• _Data excerpts_:
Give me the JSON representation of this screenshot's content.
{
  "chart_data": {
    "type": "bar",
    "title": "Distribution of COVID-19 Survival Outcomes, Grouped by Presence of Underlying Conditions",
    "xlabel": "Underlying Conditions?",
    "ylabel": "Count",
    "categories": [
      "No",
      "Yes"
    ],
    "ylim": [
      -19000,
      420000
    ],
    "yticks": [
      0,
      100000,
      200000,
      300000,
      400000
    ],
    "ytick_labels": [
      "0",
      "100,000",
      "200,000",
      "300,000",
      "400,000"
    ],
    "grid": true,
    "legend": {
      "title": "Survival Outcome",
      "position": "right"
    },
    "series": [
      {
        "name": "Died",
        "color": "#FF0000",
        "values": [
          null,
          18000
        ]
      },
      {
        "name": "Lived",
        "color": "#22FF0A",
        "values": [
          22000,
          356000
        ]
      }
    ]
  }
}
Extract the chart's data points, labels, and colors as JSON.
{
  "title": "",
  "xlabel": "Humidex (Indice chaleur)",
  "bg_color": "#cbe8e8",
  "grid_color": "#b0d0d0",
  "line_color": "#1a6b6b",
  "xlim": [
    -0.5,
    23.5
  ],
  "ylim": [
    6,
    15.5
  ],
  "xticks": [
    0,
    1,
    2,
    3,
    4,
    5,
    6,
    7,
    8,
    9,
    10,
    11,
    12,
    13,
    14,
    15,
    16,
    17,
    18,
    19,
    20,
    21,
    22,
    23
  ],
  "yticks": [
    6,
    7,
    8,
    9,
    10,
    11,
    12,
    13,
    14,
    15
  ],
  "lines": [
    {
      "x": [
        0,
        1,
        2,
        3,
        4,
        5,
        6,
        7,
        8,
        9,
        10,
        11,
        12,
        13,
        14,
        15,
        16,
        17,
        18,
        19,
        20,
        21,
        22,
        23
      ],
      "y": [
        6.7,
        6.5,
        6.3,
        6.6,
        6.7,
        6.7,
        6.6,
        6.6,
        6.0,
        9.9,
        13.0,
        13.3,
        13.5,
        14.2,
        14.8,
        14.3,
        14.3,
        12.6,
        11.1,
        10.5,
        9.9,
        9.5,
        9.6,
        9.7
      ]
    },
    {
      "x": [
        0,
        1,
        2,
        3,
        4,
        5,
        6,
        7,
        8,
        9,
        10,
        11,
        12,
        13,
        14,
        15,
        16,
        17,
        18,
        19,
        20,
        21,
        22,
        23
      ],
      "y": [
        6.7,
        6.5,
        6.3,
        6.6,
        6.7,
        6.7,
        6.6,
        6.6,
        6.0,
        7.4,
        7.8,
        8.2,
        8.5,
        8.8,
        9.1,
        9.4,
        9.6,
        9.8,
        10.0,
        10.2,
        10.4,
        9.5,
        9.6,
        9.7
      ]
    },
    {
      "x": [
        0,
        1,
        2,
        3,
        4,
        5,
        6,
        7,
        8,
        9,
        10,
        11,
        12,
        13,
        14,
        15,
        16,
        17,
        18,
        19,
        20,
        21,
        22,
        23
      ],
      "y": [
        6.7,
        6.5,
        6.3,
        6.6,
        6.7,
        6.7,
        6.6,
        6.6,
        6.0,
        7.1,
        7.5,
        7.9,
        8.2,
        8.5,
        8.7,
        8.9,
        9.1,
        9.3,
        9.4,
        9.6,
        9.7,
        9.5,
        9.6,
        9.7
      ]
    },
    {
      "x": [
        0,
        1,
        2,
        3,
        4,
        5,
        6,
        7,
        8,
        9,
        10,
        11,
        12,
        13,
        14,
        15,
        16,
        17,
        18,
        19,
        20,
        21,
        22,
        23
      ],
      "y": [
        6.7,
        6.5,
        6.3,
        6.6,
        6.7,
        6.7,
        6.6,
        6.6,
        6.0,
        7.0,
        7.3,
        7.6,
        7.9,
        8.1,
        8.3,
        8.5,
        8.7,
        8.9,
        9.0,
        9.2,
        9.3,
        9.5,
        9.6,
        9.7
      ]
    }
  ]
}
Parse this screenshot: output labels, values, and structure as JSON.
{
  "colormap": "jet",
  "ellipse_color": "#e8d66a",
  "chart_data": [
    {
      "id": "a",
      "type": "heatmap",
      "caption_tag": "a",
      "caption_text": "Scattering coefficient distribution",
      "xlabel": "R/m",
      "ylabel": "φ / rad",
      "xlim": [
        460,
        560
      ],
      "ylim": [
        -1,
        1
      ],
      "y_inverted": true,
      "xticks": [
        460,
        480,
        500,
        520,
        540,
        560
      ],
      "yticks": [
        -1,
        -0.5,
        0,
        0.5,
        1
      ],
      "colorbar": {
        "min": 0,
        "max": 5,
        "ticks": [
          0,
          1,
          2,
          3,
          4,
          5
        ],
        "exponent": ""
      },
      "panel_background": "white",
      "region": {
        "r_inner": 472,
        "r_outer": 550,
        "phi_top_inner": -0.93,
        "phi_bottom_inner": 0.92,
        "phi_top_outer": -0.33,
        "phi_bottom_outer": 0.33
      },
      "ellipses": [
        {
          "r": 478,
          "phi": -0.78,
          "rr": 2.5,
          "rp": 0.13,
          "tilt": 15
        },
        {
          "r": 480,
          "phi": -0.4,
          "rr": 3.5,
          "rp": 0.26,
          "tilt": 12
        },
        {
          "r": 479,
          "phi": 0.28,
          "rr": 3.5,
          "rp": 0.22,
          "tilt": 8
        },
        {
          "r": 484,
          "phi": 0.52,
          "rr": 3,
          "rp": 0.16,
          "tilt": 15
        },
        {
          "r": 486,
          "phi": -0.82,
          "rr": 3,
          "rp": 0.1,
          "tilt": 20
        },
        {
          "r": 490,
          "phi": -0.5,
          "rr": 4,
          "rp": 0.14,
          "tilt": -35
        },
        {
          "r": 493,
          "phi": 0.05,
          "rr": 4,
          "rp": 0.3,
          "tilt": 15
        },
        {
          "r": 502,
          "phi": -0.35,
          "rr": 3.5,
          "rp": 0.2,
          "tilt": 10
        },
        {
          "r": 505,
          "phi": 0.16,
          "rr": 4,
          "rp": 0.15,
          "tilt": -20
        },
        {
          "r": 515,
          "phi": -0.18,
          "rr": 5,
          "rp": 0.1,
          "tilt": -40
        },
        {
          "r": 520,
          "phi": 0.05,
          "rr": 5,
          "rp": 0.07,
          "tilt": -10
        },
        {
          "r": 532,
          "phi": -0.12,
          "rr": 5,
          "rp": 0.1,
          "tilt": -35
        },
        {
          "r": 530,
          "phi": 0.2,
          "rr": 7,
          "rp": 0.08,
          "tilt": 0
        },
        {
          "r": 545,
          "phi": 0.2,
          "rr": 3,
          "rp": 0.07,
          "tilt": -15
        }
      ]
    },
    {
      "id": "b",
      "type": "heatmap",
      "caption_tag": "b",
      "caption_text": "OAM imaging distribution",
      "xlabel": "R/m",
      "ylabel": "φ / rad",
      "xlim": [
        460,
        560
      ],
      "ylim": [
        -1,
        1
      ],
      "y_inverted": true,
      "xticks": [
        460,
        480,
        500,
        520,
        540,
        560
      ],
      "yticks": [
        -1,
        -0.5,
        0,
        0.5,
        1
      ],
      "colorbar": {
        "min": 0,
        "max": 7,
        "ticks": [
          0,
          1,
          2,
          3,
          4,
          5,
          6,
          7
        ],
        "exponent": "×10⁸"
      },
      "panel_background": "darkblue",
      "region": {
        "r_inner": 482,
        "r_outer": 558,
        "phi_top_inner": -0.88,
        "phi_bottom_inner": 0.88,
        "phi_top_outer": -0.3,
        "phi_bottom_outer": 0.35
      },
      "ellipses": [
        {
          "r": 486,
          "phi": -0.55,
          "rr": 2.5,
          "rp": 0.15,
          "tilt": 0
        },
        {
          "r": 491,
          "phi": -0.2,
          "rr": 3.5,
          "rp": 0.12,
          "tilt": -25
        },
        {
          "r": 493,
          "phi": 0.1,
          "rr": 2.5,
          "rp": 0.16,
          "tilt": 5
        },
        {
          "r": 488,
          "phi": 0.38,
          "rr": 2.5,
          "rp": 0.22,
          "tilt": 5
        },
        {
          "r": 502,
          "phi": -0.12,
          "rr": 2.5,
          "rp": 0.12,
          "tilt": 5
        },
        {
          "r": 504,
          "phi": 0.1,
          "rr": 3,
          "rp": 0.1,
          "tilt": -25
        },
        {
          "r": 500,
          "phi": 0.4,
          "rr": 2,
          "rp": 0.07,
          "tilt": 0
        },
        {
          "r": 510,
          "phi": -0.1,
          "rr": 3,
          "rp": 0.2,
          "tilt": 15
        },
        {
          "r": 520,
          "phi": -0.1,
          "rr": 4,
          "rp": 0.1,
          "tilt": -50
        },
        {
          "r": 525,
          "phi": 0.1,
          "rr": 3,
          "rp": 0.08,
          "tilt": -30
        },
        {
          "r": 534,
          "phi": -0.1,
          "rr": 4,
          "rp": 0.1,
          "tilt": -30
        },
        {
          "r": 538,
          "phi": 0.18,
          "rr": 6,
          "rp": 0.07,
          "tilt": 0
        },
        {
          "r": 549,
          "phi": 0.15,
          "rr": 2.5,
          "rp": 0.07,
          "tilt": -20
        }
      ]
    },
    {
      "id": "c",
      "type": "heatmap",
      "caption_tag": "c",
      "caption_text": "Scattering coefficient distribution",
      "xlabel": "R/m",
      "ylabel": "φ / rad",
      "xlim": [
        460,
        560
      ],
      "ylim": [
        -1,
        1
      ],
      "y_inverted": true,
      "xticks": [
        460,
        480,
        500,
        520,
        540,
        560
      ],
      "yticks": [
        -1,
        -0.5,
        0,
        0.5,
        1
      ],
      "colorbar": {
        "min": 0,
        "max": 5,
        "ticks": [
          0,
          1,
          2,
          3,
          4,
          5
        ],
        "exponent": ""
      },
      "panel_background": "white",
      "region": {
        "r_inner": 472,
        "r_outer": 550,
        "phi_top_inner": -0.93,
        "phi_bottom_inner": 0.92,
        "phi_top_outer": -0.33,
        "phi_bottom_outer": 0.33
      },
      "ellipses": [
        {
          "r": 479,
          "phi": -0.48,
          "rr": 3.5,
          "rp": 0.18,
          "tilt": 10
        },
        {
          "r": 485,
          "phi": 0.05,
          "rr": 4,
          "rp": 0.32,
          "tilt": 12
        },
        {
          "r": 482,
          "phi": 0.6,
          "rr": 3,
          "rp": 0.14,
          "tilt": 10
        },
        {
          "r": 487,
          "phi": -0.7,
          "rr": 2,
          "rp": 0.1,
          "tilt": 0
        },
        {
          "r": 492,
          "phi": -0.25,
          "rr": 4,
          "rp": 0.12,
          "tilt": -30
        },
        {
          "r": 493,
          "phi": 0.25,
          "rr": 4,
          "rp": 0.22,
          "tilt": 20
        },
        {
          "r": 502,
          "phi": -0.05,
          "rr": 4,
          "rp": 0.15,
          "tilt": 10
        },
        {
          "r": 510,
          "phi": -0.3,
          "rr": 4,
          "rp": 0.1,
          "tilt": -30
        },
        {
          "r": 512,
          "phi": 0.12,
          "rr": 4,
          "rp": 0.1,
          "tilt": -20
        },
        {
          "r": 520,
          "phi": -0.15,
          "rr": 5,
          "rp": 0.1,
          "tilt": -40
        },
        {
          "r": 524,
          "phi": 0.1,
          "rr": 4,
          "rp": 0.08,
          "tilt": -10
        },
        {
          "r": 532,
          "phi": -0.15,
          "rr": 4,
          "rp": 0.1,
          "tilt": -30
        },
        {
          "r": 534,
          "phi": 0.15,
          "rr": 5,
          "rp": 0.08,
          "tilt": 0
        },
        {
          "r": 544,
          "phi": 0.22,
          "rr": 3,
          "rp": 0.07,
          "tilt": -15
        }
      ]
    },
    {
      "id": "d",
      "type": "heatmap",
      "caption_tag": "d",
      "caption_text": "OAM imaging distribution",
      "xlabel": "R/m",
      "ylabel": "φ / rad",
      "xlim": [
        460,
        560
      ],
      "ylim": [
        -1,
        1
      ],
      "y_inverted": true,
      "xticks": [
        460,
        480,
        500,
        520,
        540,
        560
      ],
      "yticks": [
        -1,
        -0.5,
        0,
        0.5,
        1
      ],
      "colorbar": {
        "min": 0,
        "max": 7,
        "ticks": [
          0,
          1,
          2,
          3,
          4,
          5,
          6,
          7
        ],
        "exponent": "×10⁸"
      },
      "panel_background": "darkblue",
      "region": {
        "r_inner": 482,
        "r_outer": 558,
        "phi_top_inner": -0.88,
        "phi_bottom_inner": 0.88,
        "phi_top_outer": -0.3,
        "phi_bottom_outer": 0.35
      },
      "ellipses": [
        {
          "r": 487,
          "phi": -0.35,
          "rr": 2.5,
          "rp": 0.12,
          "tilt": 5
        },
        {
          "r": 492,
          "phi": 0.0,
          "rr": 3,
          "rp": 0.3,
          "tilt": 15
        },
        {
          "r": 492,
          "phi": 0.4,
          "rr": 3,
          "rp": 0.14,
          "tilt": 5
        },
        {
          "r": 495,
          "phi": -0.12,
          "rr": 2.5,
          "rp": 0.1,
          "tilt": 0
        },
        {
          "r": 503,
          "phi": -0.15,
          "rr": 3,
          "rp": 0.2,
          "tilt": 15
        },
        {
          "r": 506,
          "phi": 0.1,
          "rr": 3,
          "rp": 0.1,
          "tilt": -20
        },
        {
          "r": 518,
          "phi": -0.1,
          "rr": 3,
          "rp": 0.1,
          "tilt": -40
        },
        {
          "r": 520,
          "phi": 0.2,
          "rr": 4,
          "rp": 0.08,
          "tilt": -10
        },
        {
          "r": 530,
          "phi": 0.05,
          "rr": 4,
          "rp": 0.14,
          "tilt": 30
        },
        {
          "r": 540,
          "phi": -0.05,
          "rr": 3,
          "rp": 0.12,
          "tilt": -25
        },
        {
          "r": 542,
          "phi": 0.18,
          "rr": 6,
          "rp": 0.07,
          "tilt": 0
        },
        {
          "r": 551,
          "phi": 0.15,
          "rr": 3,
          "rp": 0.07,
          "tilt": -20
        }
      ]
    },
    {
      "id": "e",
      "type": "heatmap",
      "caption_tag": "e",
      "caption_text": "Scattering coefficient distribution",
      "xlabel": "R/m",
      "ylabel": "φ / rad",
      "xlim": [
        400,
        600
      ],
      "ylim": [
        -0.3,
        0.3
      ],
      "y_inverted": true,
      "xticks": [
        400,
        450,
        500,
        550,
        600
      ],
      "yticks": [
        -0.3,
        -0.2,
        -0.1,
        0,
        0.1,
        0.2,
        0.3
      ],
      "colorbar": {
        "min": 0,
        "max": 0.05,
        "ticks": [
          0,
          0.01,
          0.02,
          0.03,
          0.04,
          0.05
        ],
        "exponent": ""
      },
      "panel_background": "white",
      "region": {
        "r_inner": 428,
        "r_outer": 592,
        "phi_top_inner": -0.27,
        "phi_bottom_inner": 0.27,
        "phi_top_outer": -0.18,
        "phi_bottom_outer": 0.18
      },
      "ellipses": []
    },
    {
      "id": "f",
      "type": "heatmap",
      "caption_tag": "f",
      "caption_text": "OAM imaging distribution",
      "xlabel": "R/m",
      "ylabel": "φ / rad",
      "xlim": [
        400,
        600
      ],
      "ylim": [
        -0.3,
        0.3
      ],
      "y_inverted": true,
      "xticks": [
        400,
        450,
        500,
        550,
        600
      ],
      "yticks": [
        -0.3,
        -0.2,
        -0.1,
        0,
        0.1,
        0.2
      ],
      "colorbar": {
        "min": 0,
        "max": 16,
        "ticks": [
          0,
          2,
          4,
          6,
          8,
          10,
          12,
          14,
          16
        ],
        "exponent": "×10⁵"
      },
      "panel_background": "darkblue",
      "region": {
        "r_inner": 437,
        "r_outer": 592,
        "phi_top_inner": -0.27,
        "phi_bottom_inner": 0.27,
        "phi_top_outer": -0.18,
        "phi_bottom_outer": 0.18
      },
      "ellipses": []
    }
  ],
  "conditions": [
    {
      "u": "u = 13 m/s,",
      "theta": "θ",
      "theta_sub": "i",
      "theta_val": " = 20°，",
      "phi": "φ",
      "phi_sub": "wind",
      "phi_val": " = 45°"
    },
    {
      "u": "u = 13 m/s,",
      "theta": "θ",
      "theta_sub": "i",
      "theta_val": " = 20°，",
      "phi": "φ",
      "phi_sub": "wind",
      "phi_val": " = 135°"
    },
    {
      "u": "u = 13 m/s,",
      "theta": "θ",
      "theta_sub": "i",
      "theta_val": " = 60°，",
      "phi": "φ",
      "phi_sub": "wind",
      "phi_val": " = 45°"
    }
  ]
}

• _Written task_: How many of the lines above include the string "this"? Answer with the number only.

• _Answer to the exercise_: 2